→ GIVEN EXERCISE
Please give the entries again in full and exactly, without any picture.

→ DATA ROWS
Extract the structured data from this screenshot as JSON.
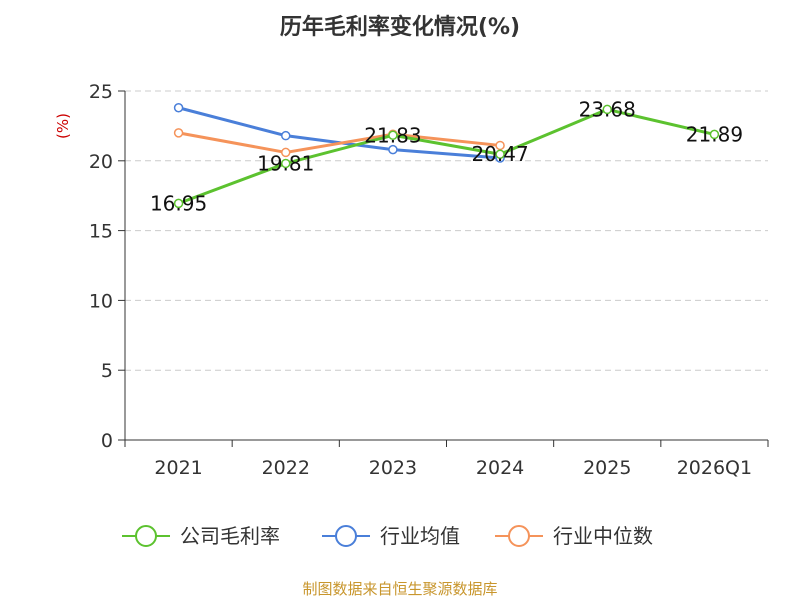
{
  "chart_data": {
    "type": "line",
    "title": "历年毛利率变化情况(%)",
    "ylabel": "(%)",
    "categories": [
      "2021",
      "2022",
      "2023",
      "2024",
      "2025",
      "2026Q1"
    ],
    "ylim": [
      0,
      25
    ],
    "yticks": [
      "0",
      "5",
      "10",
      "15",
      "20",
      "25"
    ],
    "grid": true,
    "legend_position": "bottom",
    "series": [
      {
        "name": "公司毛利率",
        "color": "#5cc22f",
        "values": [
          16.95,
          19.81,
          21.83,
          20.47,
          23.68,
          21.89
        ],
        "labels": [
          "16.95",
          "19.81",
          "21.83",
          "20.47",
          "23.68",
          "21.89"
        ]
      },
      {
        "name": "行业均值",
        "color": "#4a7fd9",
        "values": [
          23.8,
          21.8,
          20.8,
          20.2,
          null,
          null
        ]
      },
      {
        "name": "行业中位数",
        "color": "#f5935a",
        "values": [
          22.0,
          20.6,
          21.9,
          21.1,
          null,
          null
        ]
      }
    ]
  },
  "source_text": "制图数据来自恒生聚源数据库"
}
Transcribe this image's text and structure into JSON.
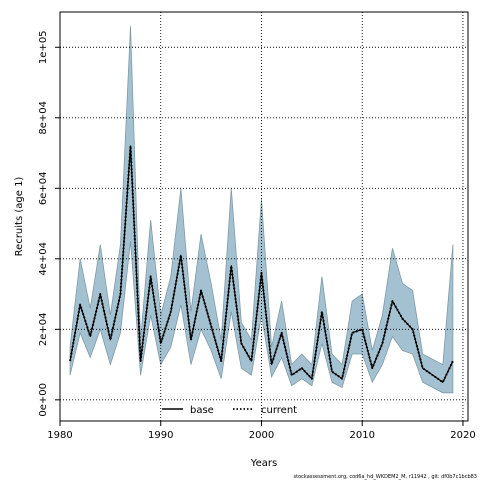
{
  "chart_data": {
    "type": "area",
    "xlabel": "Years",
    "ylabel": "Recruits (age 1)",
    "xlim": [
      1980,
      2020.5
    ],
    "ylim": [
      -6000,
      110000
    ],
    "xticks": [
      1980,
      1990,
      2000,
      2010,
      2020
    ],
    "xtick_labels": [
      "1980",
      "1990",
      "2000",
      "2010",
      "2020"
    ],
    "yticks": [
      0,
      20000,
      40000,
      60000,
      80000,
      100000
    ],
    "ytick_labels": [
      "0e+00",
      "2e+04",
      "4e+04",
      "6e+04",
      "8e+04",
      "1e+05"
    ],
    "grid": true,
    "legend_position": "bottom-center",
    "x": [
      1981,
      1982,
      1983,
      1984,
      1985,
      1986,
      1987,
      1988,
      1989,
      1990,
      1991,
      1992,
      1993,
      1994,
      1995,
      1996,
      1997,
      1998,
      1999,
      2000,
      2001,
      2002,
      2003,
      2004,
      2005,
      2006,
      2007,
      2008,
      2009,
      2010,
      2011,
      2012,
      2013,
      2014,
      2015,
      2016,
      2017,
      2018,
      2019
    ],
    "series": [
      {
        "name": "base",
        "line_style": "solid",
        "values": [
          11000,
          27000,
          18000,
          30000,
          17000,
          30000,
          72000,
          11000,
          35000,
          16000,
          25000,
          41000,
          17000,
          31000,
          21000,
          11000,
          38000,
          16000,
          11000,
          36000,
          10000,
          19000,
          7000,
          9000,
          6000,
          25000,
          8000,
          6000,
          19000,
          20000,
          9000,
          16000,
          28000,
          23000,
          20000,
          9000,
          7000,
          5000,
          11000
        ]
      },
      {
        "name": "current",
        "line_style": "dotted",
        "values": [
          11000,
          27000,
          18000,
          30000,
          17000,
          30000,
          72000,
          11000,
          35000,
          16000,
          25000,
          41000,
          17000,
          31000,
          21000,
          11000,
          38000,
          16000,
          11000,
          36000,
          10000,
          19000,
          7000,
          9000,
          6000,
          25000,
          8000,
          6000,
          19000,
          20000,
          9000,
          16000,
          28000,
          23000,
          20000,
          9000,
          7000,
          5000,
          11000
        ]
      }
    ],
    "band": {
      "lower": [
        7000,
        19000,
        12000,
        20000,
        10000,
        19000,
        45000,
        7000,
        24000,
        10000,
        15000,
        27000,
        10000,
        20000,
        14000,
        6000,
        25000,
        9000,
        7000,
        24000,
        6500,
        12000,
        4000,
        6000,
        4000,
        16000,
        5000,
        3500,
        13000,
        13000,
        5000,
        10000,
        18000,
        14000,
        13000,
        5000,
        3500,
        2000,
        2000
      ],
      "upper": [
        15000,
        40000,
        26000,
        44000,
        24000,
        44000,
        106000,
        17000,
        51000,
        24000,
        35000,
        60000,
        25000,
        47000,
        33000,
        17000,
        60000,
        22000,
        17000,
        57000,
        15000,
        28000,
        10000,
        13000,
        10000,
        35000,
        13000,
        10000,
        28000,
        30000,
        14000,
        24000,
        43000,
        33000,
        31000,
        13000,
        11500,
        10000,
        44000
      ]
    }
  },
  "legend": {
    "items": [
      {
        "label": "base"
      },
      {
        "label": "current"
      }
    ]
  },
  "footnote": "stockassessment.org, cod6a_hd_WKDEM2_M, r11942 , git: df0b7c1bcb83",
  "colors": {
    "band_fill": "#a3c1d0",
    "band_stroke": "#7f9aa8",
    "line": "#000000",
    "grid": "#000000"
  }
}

→ SOLUTION BELOW
Extract the structured data from this screenshot as JSON.
{
  "chart_data": {
    "type": "line",
    "title": "历年毛利率变化情况(%)",
    "ylabel": "(%)",
    "categories": [
      "2021",
      "2022",
      "2023",
      "2024",
      "2025",
      "2026Q1"
    ],
    "ylim": [
      0,
      25
    ],
    "yticks": [
      "0",
      "5",
      "10",
      "15",
      "20",
      "25"
    ],
    "grid": true,
    "legend_position": "bottom",
    "series": [
      {
        "name": "公司毛利率",
        "color": "#5cc22f",
        "values": [
          16.95,
          19.81,
          21.83,
          20.47,
          23.68,
          21.89
        ],
        "labels": [
          "16.95",
          "19.81",
          "21.83",
          "20.47",
          "23.68",
          "21.89"
        ]
      },
      {
        "name": "行业均值",
        "color": "#4a7fd9",
        "values": [
          23.8,
          21.8,
          20.8,
          20.2,
          null,
          null
        ]
      },
      {
        "name": "行业中位数",
        "color": "#f5935a",
        "values": [
          22.0,
          20.6,
          21.9,
          21.1,
          null,
          null
        ]
      }
    ]
  },
  "source_text": "制图数据来自恒生聚源数据库"
}
Transcribe this image's text and structure into JSON.
{
  "chart_data": {
    "type": "area",
    "xlabel": "Years",
    "ylabel": "Recruits (age 1)",
    "xlim": [
      1980,
      2020.5
    ],
    "ylim": [
      -6000,
      110000
    ],
    "xticks": [
      1980,
      1990,
      2000,
      2010,
      2020
    ],
    "xtick_labels": [
      "1980",
      "1990",
      "2000",
      "2010",
      "2020"
    ],
    "yticks": [
      0,
      20000,
      40000,
      60000,
      80000,
      100000
    ],
    "ytick_labels": [
      "0e+00",
      "2e+04",
      "4e+04",
      "6e+04",
      "8e+04",
      "1e+05"
    ],
    "grid": true,
    "legend_position": "bottom-center",
    "x": [
      1981,
      1982,
      1983,
      1984,
      1985,
      1986,
      1987,
      1988,
      1989,
      1990,
      1991,
      1992,
      1993,
      1994,
      1995,
      1996,
      1997,
      1998,
      1999,
      2000,
      2001,
      2002,
      2003,
      2004,
      2005,
      2006,
      2007,
      2008,
      2009,
      2010,
      2011,
      2012,
      2013,
      2014,
      2015,
      2016,
      2017,
      2018,
      2019
    ],
    "series": [
      {
        "name": "base",
        "line_style": "solid",
        "values": [
          11000,
          27000,
          18000,
          30000,
          17000,
          30000,
          72000,
          11000,
          35000,
          16000,
          25000,
          41000,
          17000,
          31000,
          21000,
          11000,
          38000,
          16000,
          11000,
          36000,
          10000,
          19000,
          7000,
          9000,
          6000,
          25000,
          8000,
          6000,
          19000,
          20000,
          9000,
          16000,
          28000,
          23000,
          20000,
          9000,
          7000,
          5000,
          11000
        ]
      },
      {
        "name": "current",
        "line_style": "dotted",
        "values": [
          11000,
          27000,
          18000,
          30000,
          17000,
          30000,
          72000,
          11000,
          35000,
          16000,
          25000,
          41000,
          17000,
          31000,
          21000,
          11000,
          38000,
          16000,
          11000,
          36000,
          10000,
          19000,
          7000,
          9000,
          6000,
          25000,
          8000,
          6000,
          19000,
          20000,
          9000,
          16000,
          28000,
          23000,
          20000,
          9000,
          7000,
          5000,
          11000
        ]
      }
    ],
    "band": {
      "lower": [
        7000,
        19000,
        12000,
        20000,
        10000,
        19000,
        45000,
        7000,
        24000,
        10000,
        15000,
        27000,
        10000,
        20000,
        14000,
        6000,
        25000,
        9000,
        7000,
        24000,
        6500,
        12000,
        4000,
        6000,
        4000,
        16000,
        5000,
        3500,
        13000,
        13000,
        5000,
        10000,
        18000,
        14000,
        13000,
        5000,
        3500,
        2000,
        2000
      ],
      "upper": [
        15000,
        40000,
        26000,
        44000,
        24000,
        44000,
        106000,
        17000,
        51000,
        24000,
        35000,
        60000,
        25000,
        47000,
        33000,
        17000,
        60000,
        22000,
        17000,
        57000,
        15000,
        28000,
        10000,
        13000,
        10000,
        35000,
        13000,
        10000,
        28000,
        30000,
        14000,
        24000,
        43000,
        33000,
        31000,
        13000,
        11500,
        10000,
        44000
      ]
    }
  },
  "legend": {
    "items": [
      {
        "label": "base"
      },
      {
        "label": "current"
      }
    ]
  },
  "footnote": "stockassessment.org, cod6a_hd_WKDEM2_M, r11942 , git: df0b7c1bcb83",
  "colors": {
    "band_fill": "#a3c1d0",
    "band_stroke": "#7f9aa8",
    "line": "#000000",
    "grid": "#000000"
  }
}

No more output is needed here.